• **GIVEN REQUEST**
Search the material for the word "blossom" and report each line where it turns up.

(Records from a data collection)
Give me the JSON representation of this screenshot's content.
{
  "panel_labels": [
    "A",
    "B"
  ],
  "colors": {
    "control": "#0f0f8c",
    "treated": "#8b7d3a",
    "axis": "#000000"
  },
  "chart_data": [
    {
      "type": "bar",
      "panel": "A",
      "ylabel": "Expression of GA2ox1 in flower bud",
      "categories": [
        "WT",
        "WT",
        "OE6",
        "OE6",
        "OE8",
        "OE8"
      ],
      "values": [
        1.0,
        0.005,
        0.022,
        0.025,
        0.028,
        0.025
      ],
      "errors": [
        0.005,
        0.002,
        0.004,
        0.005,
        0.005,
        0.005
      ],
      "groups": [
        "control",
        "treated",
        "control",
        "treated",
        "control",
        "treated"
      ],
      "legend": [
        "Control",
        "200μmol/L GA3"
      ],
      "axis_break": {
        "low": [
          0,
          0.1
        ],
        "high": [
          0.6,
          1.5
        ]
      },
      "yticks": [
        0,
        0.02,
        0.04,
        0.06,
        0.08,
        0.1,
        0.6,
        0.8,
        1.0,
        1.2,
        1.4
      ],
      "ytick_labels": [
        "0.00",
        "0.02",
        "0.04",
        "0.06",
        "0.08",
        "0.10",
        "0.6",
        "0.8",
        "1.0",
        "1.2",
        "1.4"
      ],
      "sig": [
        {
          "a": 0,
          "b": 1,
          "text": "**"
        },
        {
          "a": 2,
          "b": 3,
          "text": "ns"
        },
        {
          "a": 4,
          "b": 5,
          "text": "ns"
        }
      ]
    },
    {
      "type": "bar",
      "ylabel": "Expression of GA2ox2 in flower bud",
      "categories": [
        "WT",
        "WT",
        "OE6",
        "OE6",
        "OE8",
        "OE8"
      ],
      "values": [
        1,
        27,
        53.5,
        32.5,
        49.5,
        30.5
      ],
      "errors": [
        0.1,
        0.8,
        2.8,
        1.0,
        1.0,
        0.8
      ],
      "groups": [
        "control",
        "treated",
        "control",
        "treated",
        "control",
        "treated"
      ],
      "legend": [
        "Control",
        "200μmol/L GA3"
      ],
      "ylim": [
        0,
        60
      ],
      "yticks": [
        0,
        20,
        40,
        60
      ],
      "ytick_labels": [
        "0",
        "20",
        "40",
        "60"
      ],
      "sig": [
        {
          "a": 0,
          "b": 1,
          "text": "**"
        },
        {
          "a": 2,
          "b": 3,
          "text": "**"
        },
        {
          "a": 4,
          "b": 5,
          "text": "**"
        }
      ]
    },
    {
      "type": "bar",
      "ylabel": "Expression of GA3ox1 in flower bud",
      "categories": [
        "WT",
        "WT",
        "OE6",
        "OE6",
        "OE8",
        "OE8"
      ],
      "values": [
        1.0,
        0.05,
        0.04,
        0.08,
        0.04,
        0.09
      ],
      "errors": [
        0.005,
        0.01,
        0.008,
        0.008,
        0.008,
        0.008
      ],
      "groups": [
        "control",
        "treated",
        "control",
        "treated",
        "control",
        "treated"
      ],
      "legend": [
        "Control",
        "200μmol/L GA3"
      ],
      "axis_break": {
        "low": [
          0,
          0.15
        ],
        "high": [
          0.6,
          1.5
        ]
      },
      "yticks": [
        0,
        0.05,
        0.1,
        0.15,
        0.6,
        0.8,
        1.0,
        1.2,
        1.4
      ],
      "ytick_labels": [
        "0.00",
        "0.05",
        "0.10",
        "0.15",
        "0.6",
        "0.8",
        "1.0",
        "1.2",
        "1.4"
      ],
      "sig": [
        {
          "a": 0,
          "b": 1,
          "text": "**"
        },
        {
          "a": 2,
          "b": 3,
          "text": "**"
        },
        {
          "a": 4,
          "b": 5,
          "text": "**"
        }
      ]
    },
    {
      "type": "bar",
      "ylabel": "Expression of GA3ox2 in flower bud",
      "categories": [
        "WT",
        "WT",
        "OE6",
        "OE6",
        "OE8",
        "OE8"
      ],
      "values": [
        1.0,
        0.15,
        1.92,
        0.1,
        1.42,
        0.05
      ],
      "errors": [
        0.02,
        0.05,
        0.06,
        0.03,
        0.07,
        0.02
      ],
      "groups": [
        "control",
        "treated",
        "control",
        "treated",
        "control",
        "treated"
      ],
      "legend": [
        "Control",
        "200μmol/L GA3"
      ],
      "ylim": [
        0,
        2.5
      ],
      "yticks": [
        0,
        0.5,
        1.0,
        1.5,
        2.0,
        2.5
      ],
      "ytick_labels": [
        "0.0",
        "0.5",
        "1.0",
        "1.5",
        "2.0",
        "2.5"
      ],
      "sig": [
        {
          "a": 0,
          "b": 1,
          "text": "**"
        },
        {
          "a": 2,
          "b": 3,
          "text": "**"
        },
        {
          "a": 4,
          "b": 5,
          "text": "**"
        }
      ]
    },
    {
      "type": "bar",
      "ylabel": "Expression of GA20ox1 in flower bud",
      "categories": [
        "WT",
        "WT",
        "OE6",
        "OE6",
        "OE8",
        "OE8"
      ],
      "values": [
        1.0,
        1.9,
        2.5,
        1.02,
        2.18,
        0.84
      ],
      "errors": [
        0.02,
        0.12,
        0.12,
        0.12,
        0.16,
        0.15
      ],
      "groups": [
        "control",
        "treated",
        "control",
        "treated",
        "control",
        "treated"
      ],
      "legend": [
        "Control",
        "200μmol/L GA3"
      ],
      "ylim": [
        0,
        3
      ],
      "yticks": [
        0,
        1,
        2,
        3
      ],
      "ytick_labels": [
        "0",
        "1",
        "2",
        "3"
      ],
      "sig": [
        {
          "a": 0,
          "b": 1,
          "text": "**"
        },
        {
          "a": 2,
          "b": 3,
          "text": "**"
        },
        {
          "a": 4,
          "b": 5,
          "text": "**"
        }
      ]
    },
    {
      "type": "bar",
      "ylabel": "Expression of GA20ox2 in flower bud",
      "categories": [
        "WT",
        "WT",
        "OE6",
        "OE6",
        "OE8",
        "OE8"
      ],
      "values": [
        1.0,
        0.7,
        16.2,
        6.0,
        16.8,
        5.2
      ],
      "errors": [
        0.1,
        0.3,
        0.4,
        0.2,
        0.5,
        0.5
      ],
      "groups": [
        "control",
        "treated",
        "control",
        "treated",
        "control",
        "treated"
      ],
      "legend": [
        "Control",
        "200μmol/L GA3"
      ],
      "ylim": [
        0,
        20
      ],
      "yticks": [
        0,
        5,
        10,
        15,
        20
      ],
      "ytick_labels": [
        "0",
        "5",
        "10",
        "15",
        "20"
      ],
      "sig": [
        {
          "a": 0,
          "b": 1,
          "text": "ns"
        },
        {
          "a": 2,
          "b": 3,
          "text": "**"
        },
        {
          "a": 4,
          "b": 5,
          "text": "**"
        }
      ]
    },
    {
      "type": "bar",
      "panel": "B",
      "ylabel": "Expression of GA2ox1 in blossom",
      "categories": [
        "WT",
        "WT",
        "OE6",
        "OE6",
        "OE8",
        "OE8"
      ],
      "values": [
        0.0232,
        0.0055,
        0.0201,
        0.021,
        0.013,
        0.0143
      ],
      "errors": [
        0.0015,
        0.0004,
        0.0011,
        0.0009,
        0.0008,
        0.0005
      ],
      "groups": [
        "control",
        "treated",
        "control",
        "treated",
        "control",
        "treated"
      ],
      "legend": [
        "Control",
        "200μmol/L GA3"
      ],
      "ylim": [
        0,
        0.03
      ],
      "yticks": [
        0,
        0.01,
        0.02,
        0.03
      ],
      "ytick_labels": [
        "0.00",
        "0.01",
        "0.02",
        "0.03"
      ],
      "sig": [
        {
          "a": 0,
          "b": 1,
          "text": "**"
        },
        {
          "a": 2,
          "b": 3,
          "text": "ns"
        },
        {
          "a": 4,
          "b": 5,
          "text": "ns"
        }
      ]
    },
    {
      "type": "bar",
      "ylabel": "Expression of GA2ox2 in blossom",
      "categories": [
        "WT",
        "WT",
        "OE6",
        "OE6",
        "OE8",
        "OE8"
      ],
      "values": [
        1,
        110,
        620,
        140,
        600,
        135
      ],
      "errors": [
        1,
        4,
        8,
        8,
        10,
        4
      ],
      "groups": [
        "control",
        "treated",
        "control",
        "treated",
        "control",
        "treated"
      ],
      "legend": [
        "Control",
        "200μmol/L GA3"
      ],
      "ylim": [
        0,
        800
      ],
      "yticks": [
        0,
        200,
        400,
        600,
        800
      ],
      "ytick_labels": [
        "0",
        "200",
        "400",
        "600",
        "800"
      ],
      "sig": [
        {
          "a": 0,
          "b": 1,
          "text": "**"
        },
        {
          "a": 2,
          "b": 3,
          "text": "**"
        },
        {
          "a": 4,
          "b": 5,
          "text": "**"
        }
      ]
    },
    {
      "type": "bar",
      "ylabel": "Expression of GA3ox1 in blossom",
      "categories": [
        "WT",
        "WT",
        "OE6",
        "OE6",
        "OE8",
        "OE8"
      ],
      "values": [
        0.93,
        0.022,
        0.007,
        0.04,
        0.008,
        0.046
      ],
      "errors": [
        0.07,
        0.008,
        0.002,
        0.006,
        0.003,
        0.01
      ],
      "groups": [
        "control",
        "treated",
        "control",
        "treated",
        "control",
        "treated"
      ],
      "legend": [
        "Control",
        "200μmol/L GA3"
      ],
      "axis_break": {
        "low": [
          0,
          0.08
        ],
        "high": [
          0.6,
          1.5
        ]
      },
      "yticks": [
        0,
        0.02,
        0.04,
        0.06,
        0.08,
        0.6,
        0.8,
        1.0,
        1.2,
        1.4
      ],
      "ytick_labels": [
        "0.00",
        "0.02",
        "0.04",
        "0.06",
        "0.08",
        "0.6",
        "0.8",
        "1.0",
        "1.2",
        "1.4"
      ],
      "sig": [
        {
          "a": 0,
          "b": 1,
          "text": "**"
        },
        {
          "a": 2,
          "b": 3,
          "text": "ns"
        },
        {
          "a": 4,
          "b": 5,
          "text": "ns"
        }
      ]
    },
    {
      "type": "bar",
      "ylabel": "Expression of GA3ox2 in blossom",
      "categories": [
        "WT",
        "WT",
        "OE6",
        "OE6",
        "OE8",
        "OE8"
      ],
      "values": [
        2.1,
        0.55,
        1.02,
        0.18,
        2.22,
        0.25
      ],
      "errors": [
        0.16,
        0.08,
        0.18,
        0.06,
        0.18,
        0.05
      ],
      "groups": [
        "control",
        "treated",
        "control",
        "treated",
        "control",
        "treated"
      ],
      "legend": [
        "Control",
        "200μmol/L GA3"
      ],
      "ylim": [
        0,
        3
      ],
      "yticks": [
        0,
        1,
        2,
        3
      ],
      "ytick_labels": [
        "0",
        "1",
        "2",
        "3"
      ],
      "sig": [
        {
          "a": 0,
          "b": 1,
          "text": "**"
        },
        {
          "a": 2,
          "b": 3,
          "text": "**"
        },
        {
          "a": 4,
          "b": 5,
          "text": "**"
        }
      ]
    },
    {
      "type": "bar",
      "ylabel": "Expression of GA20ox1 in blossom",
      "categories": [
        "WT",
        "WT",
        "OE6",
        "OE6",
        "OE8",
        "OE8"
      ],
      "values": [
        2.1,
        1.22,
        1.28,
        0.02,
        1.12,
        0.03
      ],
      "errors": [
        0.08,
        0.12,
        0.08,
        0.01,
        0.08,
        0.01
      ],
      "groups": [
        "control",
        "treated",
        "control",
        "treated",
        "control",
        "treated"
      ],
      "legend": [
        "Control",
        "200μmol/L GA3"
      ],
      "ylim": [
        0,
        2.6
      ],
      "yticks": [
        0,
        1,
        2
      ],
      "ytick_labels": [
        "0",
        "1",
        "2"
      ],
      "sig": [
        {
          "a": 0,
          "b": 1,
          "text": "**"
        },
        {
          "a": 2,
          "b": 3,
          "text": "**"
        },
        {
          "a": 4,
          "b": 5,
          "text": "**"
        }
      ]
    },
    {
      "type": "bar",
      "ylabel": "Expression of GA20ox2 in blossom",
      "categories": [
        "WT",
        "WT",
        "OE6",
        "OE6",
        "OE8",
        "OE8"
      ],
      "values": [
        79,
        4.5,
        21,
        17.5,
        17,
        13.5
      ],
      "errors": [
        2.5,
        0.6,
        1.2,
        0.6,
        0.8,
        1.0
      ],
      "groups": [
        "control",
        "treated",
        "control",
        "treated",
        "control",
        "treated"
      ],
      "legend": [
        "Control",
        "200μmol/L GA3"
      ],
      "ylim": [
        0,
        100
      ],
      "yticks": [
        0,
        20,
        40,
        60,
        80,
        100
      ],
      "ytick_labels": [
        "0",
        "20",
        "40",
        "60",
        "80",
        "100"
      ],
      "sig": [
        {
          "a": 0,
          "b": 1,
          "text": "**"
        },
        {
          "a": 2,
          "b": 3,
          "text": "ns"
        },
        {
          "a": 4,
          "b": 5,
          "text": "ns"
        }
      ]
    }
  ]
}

• **REPLY**
      "ylabel": "Expression of GA2ox1 in blossom",
      "ylabel": "Expression of GA2ox2 in blossom",
      "ylabel": "Expression of GA3ox1 in blossom",
      "ylabel": "Expression of GA3ox2 in blossom",
      "ylabel": "Expression of GA20ox1 in blossom",
      "ylabel": "Expression of GA20ox2 in blossom",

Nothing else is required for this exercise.